> Task to carry out: Drop the pictures, then extract the listing word for word.

——————————

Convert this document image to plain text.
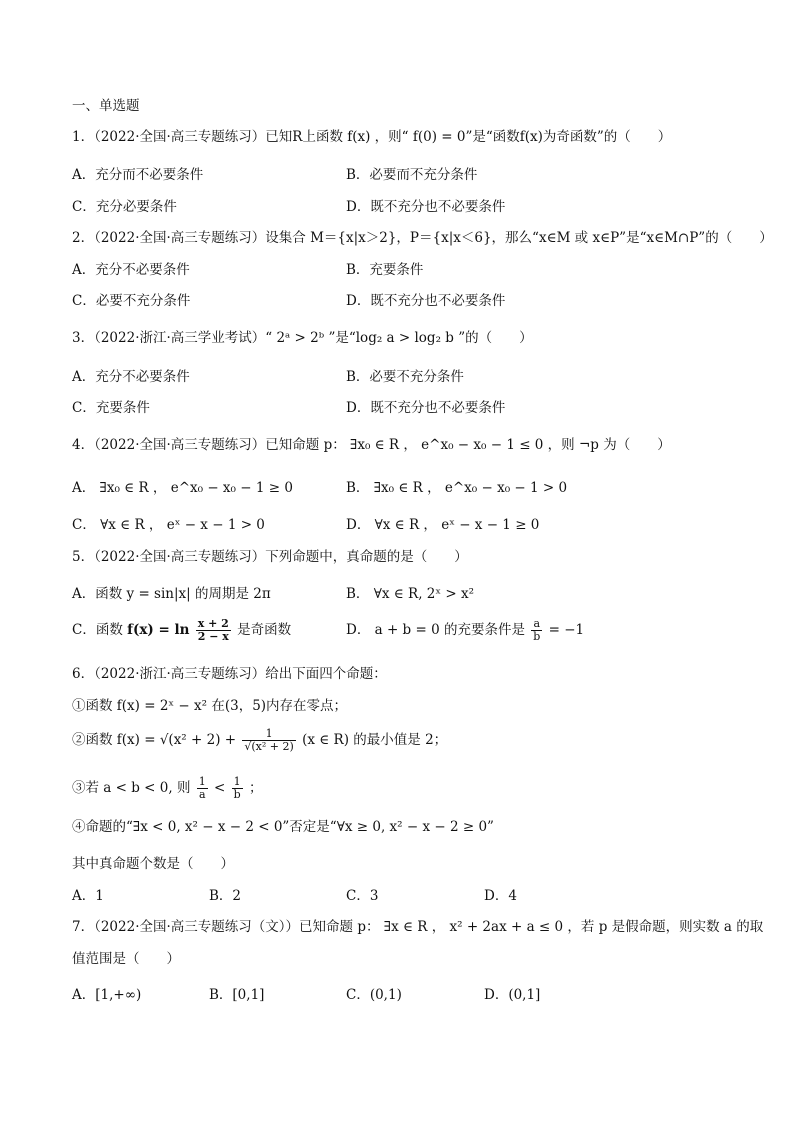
一、单选题
1．（2022·全国·高三专题练习）已知R上函数 f(x) ，则“ f(0) = 0”是“函数f(x)为奇函数”的（　　）
A．充分而不必要条件	B．必要而不充分条件
C．充分必要条件	D．既不充分也不必要条件
2．（2022·全国·高三专题练习）设集合 M＝{x|x＞2}，P＝{x|x＜6}，那么“x∈M 或 x∈P”是“x∈M∩P”的（　　）
A．充分不必要条件	B．充要条件
C．必要不充分条件	D．既不充分也不必要条件
3．（2022·浙江·高三学业考试）“ 2ᵃ > 2ᵇ ”是“log₂ a > log₂ b ”的（　　）
A．充分不必要条件	B．必要不充分条件
C．充要条件	D．既不充分也不必要条件
4．（2022·全国·高三专题练习）已知命题 p： ∃x₀ ∈ R ， e^x₀ − x₀ − 1 ≤ 0 ，则 ¬p 为（　　）
A． ∃x₀ ∈ R ， e^x₀ − x₀ − 1 ≥ 0	B． ∃x₀ ∈ R ， e^x₀ − x₀ − 1 > 0
C． ∀x ∈ R ， eˣ − x − 1 > 0	D． ∀x ∈ R ， eˣ − x − 1 ≥ 0
5．（2022·全国·高三专题练习）下列命题中，真命题的是（　　）
A．函数 y = sin|x| 的周期是 2π	B． ∀x ∈ R, 2ˣ > x²
C．函数 $f(x) = \ln \frac{x + 2}{2 - x}$ 是奇函数	D． a + b = 0 的充要条件是 $\frac{a}{b} = -1$
6．（2022·浙江·高三专题练习）给出下面四个命题：
①函数 f(x) = 2ˣ − x² 在(3，5)内存在零点；
②函数 $f(x) = √(x^2 + 2) + \frac{1}{\text{√(x² + 2)}} (x$ ∈ R) 的最小值是 2；
③若 a < b < 0, 则 $\frac{1}{a} < \frac{1}{b}$ ；
④命题的“∃x < 0, x² − x − 2 < 0”否定是“∀x ≥ 0, x² − x − 2 ≥ 0”
其中真命题个数是（　　）
A．1	B．2	C．3	D．4
7．（2022·全国·高三专题练习（文））已知命题 p： ∃x ∈ R ， x² + 2ax + a ≤ 0 ，若 p 是假命题，则实数 a 的取
值范围是（　　）
A．[1,+∞)	B．[0,1]	C．(0,1)	D．(0,1]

——————————

> Exercise answer:
Convert this document image to plain text.
一、单选题
1．（2022·全国·高三专题练习）已知R上函数 f(x) ，则“ f(0) = 0”是“函数f(x)为奇函数”的（　　）
A．充分而不必要条件	B．必要而不充分条件
C．充分必要条件	D．既不充分也不必要条件
2．（2022·全国·高三专题练习）设集合 M＝{x|x＞2}，P＝{x|x＜6}，那么“x∈M 或 x∈P”是“x∈M∩P”的（　　）
A．充分不必要条件	B．充要条件
C．必要不充分条件	D．既不充分也不必要条件
3．（2022·浙江·高三学业考试）“ 2ᵃ > 2ᵇ ”是“log₂ a > log₂ b ”的（　　）
A．充分不必要条件	B．必要不充分条件
C．充要条件	D．既不充分也不必要条件
4．（2022·全国·高三专题练习）已知命题 p： ∃x₀ ∈ R ， e^x₀ − x₀ − 1 ≤ 0 ，则 ¬p 为（　　）
A． ∃x₀ ∈ R ， e^x₀ − x₀ − 1 ≥ 0	B． ∃x₀ ∈ R ， e^x₀ − x₀ − 1 > 0
C． ∀x ∈ R ， eˣ − x − 1 > 0	D． ∀x ∈ R ， eˣ − x − 1 ≥ 0
5．（2022·全国·高三专题练习）下列命题中，真命题的是（　　）
A．函数 y = sin|x| 的周期是 2π	B． ∀x ∈ R, 2ˣ > x²
C．函数 $f(x) = \ln \frac{x + 2}{2 - x}$ 是奇函数	D． a + b = 0 的充要条件是 $\frac{a}{b} = -1$
6．（2022·浙江·高三专题练习）给出下面四个命题：
①函数 f(x) = 2ˣ − x² 在(3，5)内存在零点；
②函数 $f(x) = √(x^2 + 2) + \frac{1}{\text{√(x² + 2)}} (x$ ∈ R) 的最小值是 2；
③若 a < b < 0, 则 $\frac{1}{a} < \frac{1}{b}$ ；
④命题的“∃x < 0, x² − x − 2 < 0”否定是“∀x ≥ 0, x² − x − 2 ≥ 0”
其中真命题个数是（　　）
A．1	B．2	C．3	D．4
7．（2022·全国·高三专题练习（文））已知命题 p： ∃x ∈ R ， x² + 2ax + a ≤ 0 ，若 p 是假命题，则实数 a 的取
值范围是（　　）
A．[1,+∞)	B．[0,1]	C．(0,1)	D．(0,1]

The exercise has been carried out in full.